[Begin Entries]
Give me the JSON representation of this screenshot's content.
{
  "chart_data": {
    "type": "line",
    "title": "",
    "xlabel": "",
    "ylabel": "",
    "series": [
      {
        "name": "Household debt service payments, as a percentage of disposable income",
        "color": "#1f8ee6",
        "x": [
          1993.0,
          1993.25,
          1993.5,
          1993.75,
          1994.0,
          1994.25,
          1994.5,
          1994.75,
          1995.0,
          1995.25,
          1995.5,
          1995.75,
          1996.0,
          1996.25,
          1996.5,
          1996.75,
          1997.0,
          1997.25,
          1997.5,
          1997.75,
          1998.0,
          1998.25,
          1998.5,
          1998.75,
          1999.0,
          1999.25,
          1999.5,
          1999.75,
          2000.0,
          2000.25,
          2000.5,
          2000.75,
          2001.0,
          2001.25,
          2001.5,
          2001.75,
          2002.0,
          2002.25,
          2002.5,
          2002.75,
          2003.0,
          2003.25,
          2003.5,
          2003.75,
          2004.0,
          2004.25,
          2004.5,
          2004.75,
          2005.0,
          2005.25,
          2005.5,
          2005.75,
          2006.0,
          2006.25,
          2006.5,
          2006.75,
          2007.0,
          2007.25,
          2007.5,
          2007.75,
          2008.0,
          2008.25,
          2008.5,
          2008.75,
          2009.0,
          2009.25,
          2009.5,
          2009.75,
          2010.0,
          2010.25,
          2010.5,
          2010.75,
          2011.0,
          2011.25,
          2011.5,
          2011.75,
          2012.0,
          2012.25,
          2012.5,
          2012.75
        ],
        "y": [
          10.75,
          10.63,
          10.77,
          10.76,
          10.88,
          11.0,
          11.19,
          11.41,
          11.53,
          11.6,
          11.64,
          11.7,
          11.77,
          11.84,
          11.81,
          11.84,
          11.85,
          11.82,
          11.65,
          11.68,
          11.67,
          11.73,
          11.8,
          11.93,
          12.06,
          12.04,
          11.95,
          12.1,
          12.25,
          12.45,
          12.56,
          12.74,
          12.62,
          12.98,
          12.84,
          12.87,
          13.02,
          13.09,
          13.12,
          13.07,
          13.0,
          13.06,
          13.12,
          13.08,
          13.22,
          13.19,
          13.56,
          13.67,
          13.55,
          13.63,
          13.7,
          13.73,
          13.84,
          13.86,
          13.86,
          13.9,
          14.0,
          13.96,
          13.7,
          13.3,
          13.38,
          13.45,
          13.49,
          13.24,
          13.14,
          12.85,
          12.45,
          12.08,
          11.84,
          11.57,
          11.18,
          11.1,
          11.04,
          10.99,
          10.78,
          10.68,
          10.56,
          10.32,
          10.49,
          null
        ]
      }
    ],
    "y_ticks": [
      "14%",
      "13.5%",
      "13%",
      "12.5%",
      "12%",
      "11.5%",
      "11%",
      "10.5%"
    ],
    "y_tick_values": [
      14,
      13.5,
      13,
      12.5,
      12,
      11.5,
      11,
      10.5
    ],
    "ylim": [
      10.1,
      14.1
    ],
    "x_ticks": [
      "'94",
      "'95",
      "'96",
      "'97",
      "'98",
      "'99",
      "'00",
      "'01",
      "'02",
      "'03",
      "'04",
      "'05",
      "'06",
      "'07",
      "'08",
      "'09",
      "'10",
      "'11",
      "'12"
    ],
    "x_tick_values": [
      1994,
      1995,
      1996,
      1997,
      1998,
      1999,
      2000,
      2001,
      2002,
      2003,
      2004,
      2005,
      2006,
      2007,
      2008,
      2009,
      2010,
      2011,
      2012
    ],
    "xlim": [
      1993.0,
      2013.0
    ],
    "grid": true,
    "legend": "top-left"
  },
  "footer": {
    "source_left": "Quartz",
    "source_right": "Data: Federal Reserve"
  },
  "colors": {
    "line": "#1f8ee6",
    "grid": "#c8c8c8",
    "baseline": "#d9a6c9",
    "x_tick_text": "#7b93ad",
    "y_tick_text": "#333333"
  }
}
[End Entries]
Job:
Transcribe every entry exactly, omitting nothing.

Written answer:
Give me the JSON representation of this screenshot's content.
{
  "chart_data": {
    "type": "line",
    "title": "",
    "xlabel": "",
    "ylabel": "",
    "series": [
      {
        "name": "Household debt service payments, as a percentage of disposable income",
        "color": "#1f8ee6",
        "x": [
          1993.0,
          1993.25,
          1993.5,
          1993.75,
          1994.0,
          1994.25,
          1994.5,
          1994.75,
          1995.0,
          1995.25,
          1995.5,
          1995.75,
          1996.0,
          1996.25,
          1996.5,
          1996.75,
          1997.0,
          1997.25,
          1997.5,
          1997.75,
          1998.0,
          1998.25,
          1998.5,
          1998.75,
          1999.0,
          1999.25,
          1999.5,
          1999.75,
          2000.0,
          2000.25,
          2000.5,
          2000.75,
          2001.0,
          2001.25,
          2001.5,
          2001.75,
          2002.0,
          2002.25,
          2002.5,
          2002.75,
          2003.0,
          2003.25,
          2003.5,
          2003.75,
          2004.0,
          2004.25,
          2004.5,
          2004.75,
          2005.0,
          2005.25,
          2005.5,
          2005.75,
          2006.0,
          2006.25,
          2006.5,
          2006.75,
          2007.0,
          2007.25,
          2007.5,
          2007.75,
          2008.0,
          2008.25,
          2008.5,
          2008.75,
          2009.0,
          2009.25,
          2009.5,
          2009.75,
          2010.0,
          2010.25,
          2010.5,
          2010.75,
          2011.0,
          2011.25,
          2011.5,
          2011.75,
          2012.0,
          2012.25,
          2012.5,
          2012.75
        ],
        "y": [
          10.75,
          10.63,
          10.77,
          10.76,
          10.88,
          11.0,
          11.19,
          11.41,
          11.53,
          11.6,
          11.64,
          11.7,
          11.77,
          11.84,
          11.81,
          11.84,
          11.85,
          11.82,
          11.65,
          11.68,
          11.67,
          11.73,
          11.8,
          11.93,
          12.06,
          12.04,
          11.95,
          12.1,
          12.25,
          12.45,
          12.56,
          12.74,
          12.62,
          12.98,
          12.84,
          12.87,
          13.02,
          13.09,
          13.12,
          13.07,
          13.0,
          13.06,
          13.12,
          13.08,
          13.22,
          13.19,
          13.56,
          13.67,
          13.55,
          13.63,
          13.7,
          13.73,
          13.84,
          13.86,
          13.86,
          13.9,
          14.0,
          13.96,
          13.7,
          13.3,
          13.38,
          13.45,
          13.49,
          13.24,
          13.14,
          12.85,
          12.45,
          12.08,
          11.84,
          11.57,
          11.18,
          11.1,
          11.04,
          10.99,
          10.78,
          10.68,
          10.56,
          10.32,
          10.49,
          null
        ]
      }
    ],
    "y_ticks": [
      "14%",
      "13.5%",
      "13%",
      "12.5%",
      "12%",
      "11.5%",
      "11%",
      "10.5%"
    ],
    "y_tick_values": [
      14,
      13.5,
      13,
      12.5,
      12,
      11.5,
      11,
      10.5
    ],
    "ylim": [
      10.1,
      14.1
    ],
    "x_ticks": [
      "'94",
      "'95",
      "'96",
      "'97",
      "'98",
      "'99",
      "'00",
      "'01",
      "'02",
      "'03",
      "'04",
      "'05",
      "'06",
      "'07",
      "'08",
      "'09",
      "'10",
      "'11",
      "'12"
    ],
    "x_tick_values": [
      1994,
      1995,
      1996,
      1997,
      1998,
      1999,
      2000,
      2001,
      2002,
      2003,
      2004,
      2005,
      2006,
      2007,
      2008,
      2009,
      2010,
      2011,
      2012
    ],
    "xlim": [
      1993.0,
      2013.0
    ],
    "grid": true,
    "legend": "top-left"
  },
  "footer": {
    "source_left": "Quartz",
    "source_right": "Data: Federal Reserve"
  },
  "colors": {
    "line": "#1f8ee6",
    "grid": "#c8c8c8",
    "baseline": "#d9a6c9",
    "x_tick_text": "#7b93ad",
    "y_tick_text": "#333333"
  }
}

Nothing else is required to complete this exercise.